» **GIVEN TASK**:
Copy the records below exactly, leaving out every picture.

» **DATA SHOWN**:
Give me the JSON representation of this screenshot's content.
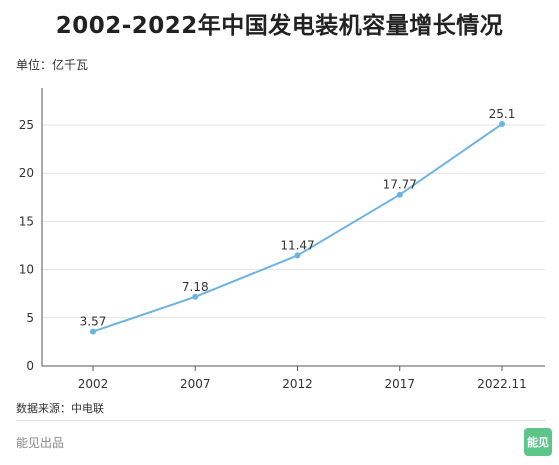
{
  "title": "2002-2022年中国发电装机容量增长情况",
  "unit_label": "单位：亿千瓦",
  "source_label": "数据来源：中电联",
  "brand_label": "能见出品",
  "logo_text": "能见",
  "colors": {
    "line": "#6cb4e4",
    "grid": "#e3e3e3",
    "axis": "#555555",
    "logo_bg": "#5cc58a"
  },
  "chart_data": {
    "type": "line",
    "categories": [
      "2002",
      "2007",
      "2012",
      "2017",
      "2022.11"
    ],
    "series": [
      {
        "values": [
          3.57,
          7.18,
          11.47,
          17.77,
          25.1
        ]
      }
    ],
    "data_labels": [
      "3.57",
      "7.18",
      "11.47",
      "17.77",
      "25.1"
    ],
    "y_ticks": [
      0,
      5,
      10,
      15,
      20,
      25
    ],
    "ylim": [
      0,
      25
    ],
    "grid": true
  }
}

» **FINISHED ANSWER**:
Give me the JSON representation of this screenshot's content.
{
  "title": "2002-2022年中国发电装机容量增长情况",
  "unit_label": "单位：亿千瓦",
  "source_label": "数据来源：中电联",
  "brand_label": "能见出品",
  "logo_text": "能见",
  "colors": {
    "line": "#6cb4e4",
    "grid": "#e3e3e3",
    "axis": "#555555",
    "logo_bg": "#5cc58a"
  },
  "chart_data": {
    "type": "line",
    "categories": [
      "2002",
      "2007",
      "2012",
      "2017",
      "2022.11"
    ],
    "series": [
      {
        "values": [
          3.57,
          7.18,
          11.47,
          17.77,
          25.1
        ]
      }
    ],
    "data_labels": [
      "3.57",
      "7.18",
      "11.47",
      "17.77",
      "25.1"
    ],
    "y_ticks": [
      0,
      5,
      10,
      15,
      20,
      25
    ],
    "ylim": [
      0,
      25
    ],
    "grid": true
  }
}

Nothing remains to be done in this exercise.